::: Recorded data
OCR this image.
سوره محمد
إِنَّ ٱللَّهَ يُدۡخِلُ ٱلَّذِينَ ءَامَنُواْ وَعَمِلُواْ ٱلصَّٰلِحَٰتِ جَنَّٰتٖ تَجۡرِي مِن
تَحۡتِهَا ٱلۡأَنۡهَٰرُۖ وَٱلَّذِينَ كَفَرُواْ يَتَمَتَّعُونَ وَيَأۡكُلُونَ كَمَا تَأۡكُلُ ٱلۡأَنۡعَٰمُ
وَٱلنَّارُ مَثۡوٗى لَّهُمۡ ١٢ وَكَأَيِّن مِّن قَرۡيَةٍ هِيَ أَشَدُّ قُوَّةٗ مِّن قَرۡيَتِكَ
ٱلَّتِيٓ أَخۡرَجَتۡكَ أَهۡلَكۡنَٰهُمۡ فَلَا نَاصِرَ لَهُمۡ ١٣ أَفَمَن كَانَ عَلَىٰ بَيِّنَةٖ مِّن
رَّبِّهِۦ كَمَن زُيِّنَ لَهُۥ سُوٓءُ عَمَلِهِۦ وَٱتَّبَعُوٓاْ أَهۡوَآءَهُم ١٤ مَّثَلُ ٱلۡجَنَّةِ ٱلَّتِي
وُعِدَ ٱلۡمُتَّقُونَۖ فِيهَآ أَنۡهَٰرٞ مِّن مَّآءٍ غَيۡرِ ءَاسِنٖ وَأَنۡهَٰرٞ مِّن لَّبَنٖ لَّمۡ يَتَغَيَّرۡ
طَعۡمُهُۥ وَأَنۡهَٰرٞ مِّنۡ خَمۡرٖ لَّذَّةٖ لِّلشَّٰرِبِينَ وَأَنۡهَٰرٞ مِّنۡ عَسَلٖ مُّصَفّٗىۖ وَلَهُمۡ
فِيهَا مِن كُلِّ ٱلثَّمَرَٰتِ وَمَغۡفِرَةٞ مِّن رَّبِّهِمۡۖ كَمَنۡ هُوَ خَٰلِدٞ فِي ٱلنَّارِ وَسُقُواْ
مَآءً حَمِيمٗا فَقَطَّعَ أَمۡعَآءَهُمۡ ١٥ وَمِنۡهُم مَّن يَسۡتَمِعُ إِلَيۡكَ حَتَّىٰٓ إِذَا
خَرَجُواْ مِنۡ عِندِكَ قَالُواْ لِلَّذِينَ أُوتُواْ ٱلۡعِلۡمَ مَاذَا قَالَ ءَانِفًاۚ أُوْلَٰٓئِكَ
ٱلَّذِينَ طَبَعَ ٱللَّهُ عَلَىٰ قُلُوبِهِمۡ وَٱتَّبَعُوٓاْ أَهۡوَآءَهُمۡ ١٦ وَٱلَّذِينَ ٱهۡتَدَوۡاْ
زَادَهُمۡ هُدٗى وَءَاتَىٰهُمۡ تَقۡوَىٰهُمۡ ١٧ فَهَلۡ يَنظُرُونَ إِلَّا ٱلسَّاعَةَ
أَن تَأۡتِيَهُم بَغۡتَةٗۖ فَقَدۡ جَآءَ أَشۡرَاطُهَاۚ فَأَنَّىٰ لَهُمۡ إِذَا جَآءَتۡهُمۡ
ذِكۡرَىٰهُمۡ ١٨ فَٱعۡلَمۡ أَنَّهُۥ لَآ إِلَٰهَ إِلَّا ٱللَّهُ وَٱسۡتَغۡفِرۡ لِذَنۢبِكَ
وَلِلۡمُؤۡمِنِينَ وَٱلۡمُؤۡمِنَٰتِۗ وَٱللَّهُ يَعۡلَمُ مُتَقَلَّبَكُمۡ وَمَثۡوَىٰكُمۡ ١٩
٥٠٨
::::::
Instructions for the task — Your task is to print all of the records exactly.

Task solution —
OCR this image.
سوره محمد
إِنَّ ٱللَّهَ يُدۡخِلُ ٱلَّذِينَ ءَامَنُواْ وَعَمِلُواْ ٱلصَّٰلِحَٰتِ جَنَّٰتٖ تَجۡرِي مِن
تَحۡتِهَا ٱلۡأَنۡهَٰرُۖ وَٱلَّذِينَ كَفَرُواْ يَتَمَتَّعُونَ وَيَأۡكُلُونَ كَمَا تَأۡكُلُ ٱلۡأَنۡعَٰمُ
وَٱلنَّارُ مَثۡوٗى لَّهُمۡ ١٢ وَكَأَيِّن مِّن قَرۡيَةٍ هِيَ أَشَدُّ قُوَّةٗ مِّن قَرۡيَتِكَ
ٱلَّتِيٓ أَخۡرَجَتۡكَ أَهۡلَكۡنَٰهُمۡ فَلَا نَاصِرَ لَهُمۡ ١٣ أَفَمَن كَانَ عَلَىٰ بَيِّنَةٖ مِّن
رَّبِّهِۦ كَمَن زُيِّنَ لَهُۥ سُوٓءُ عَمَلِهِۦ وَٱتَّبَعُوٓاْ أَهۡوَآءَهُم ١٤ مَّثَلُ ٱلۡجَنَّةِ ٱلَّتِي
وُعِدَ ٱلۡمُتَّقُونَۖ فِيهَآ أَنۡهَٰرٞ مِّن مَّآءٍ غَيۡرِ ءَاسِنٖ وَأَنۡهَٰرٞ مِّن لَّبَنٖ لَّمۡ يَتَغَيَّرۡ
طَعۡمُهُۥ وَأَنۡهَٰرٞ مِّنۡ خَمۡرٖ لَّذَّةٖ لِّلشَّٰرِبِينَ وَأَنۡهَٰرٞ مِّنۡ عَسَلٖ مُّصَفّٗىۖ وَلَهُمۡ
فِيهَا مِن كُلِّ ٱلثَّمَرَٰتِ وَمَغۡفِرَةٞ مِّن رَّبِّهِمۡۖ كَمَنۡ هُوَ خَٰلِدٞ فِي ٱلنَّارِ وَسُقُواْ
مَآءً حَمِيمٗا فَقَطَّعَ أَمۡعَآءَهُمۡ ١٥ وَمِنۡهُم مَّن يَسۡتَمِعُ إِلَيۡكَ حَتَّىٰٓ إِذَا
خَرَجُواْ مِنۡ عِندِكَ قَالُواْ لِلَّذِينَ أُوتُواْ ٱلۡعِلۡمَ مَاذَا قَالَ ءَانِفًاۚ أُوْلَٰٓئِكَ
ٱلَّذِينَ طَبَعَ ٱللَّهُ عَلَىٰ قُلُوبِهِمۡ وَٱتَّبَعُوٓاْ أَهۡوَآءَهُمۡ ١٦ وَٱلَّذِينَ ٱهۡتَدَوۡاْ
زَادَهُمۡ هُدٗى وَءَاتَىٰهُمۡ تَقۡوَىٰهُمۡ ١٧ فَهَلۡ يَنظُرُونَ إِلَّا ٱلسَّاعَةَ
أَن تَأۡتِيَهُم بَغۡتَةٗۖ فَقَدۡ جَآءَ أَشۡرَاطُهَاۚ فَأَنَّىٰ لَهُمۡ إِذَا جَآءَتۡهُمۡ
ذِكۡرَىٰهُمۡ ١٨ فَٱعۡلَمۡ أَنَّهُۥ لَآ إِلَٰهَ إِلَّا ٱللَّهُ وَٱسۡتَغۡفِرۡ لِذَنۢبِكَ
وَلِلۡمُؤۡمِنِينَ وَٱلۡمُؤۡمِنَٰتِۗ وَٱللَّهُ يَعۡلَمُ مُتَقَلَّبَكُمۡ وَمَثۡوَىٰكُمۡ ١٩
٥٠٨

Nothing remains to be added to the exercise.